Source text:

[BEGIN]

Dear CIGAs,
I respect Yra Harris as one of the best intellects in the financial
business. He is a man who has the knowledge both of markets as well as
the most complex fundamentals so that he would make the best choice of
the next Chairman of the Federal Reserve.
You know that I have been telling you that the euro will this year
outperform the US dollar in a significant way. Yra is his own man and
never reflects another’s opinion so I have zero influence on this.
Please review the quoted item.
Notes From Underground: Kuroda Sings Karaoke … “We Didn’t Start The Fire”
"As my readers as well aware, bond rates and yield curves are very
important indicators for understanding all aspects of foreign
currencies, commodities and all financial assets … now even more so. And
a word of caution to ECB President Mario Draghi: The German elections
cannot come soon enough. If Europe holds firm to its present policy, it
will be the recipient of major capital inflows and the euro may be
driven much higher on a relative basis, unless there is a major
political debacle."
Yes, the U.S. and Canadian unemployment data were well below
market expectations. Nonfarm payrolls in the U.S. were half of the
consensus number and under the 110,000 NFP that we wanted to see so as
to test the resolve of the recent equity market rally. Not only were the
jobs created numbers weak–manufacturing actually lost jobs–but the
important average hourly earnings were flat (0.2% increase expected) so
there is no growth in consumer spending potential. As poor as the data
release was, by day’s end the SPOO and DOW rallied well off the lows
made early in the day. The impact from poor economic fundamentals was
not strong enough to overcome the continued release of central bank
liquidity into the global economy.
The Canadian employment data was also a disappointment as more
than 50,000 full-time jobs were lost when the market had been expecting a
slight increase. The poor Canadian data was a total reversal of the
previous month’s surprising strong growth numbers and thus we caution
that one month a trend doth not make, especially as the later-morning
release of the Canadian PMI Ivey report was much stronger than
anticipated. With no convincing picture of stronger economic activity it
is important to analyze the full impact from the Japanese decision to
dynamically increase its monetary stimulus program.

[END]

What you will do:
**a)** Reproduce the market newsletter from "You know that" up to and including "the quoted item.".
**b)** Translate this sentence from the market newsletter into Spanish: "The impact from poor economic fundamentals was not strong enough to overcome the continued release of central bank liquidity into the global economy."

Material shown:

[BEGIN]

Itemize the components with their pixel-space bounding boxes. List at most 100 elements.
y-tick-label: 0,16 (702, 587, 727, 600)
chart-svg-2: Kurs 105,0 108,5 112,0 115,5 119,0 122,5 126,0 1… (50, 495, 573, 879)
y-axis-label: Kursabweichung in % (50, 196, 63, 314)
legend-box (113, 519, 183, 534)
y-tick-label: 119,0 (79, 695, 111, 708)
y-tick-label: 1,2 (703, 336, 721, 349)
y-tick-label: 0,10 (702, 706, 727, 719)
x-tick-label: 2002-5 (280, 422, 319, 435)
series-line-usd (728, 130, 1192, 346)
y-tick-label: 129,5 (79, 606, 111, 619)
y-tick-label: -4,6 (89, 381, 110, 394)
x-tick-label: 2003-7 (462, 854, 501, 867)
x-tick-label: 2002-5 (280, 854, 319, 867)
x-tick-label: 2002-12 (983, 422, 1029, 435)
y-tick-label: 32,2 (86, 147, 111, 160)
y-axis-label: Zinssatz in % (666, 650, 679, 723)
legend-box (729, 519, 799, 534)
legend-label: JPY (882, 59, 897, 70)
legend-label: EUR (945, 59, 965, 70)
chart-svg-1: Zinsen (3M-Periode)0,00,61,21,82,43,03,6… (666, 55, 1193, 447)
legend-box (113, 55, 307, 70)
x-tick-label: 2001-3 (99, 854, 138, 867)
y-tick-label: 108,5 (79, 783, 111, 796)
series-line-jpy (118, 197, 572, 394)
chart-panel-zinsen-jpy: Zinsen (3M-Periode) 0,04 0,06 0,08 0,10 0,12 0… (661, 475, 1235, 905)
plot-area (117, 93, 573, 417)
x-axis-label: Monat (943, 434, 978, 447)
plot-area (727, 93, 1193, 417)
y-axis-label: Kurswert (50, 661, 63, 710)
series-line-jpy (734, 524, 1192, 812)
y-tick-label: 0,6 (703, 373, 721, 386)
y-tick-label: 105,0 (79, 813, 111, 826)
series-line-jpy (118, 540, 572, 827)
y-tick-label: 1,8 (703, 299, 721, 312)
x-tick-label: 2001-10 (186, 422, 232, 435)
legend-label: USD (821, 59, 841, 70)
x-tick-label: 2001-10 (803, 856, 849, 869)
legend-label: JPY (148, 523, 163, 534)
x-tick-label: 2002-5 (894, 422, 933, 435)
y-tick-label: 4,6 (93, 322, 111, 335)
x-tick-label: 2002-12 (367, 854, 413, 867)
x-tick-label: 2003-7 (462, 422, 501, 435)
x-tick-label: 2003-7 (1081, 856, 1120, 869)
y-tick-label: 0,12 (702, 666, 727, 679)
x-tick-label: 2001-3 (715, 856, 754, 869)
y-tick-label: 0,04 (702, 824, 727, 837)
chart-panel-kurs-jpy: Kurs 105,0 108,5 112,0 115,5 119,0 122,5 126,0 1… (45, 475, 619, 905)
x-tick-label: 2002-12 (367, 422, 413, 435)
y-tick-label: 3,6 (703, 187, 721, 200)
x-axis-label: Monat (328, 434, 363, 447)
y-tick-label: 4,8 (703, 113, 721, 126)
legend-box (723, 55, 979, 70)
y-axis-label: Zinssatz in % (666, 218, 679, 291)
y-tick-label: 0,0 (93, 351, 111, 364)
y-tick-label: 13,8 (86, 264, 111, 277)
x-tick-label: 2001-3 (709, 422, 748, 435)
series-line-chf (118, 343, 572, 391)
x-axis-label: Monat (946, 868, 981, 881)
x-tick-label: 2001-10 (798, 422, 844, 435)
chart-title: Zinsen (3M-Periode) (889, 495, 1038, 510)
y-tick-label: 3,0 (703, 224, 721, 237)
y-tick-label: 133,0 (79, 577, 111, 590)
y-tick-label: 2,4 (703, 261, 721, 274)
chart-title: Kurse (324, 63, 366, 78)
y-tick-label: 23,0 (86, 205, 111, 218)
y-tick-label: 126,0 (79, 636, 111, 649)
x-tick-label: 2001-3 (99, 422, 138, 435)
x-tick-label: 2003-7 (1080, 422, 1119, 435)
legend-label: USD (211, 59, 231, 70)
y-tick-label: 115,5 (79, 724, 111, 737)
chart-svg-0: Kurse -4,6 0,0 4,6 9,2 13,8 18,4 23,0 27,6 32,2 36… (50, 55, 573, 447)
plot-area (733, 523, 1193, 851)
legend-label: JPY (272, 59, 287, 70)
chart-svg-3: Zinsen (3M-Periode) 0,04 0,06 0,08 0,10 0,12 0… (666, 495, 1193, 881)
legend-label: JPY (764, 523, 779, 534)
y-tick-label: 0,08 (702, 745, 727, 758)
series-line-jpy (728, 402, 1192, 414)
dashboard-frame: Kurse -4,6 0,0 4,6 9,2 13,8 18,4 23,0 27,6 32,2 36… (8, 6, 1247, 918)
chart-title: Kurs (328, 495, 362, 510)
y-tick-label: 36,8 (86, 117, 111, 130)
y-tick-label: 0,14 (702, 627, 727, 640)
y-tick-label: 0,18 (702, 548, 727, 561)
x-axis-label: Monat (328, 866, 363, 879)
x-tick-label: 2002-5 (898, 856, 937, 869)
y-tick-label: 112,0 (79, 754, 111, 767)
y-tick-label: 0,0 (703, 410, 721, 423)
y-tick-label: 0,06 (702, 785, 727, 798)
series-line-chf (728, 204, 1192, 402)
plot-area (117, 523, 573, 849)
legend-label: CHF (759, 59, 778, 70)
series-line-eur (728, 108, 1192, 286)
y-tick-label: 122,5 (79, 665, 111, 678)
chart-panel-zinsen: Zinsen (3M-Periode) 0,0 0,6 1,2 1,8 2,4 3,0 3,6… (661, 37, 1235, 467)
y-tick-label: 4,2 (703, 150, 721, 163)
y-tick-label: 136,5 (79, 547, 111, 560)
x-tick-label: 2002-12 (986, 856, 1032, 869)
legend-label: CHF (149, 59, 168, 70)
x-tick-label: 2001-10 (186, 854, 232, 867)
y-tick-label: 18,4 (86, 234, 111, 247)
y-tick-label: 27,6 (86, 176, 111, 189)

[END]

Solutions to each task:
**a)**
You know that I have been telling you that the euro will this year
outperform the US dollar in a significant way. Yra is his own man and
never reflects another’s opinion so I have zero influence on this.
Please review the quoted item.

**b)** El impacto de los malos fundamentos económicos no fue lo bastante fuerte para superar la continua liberación de liquidez de los bancos centrales en la economía mundial.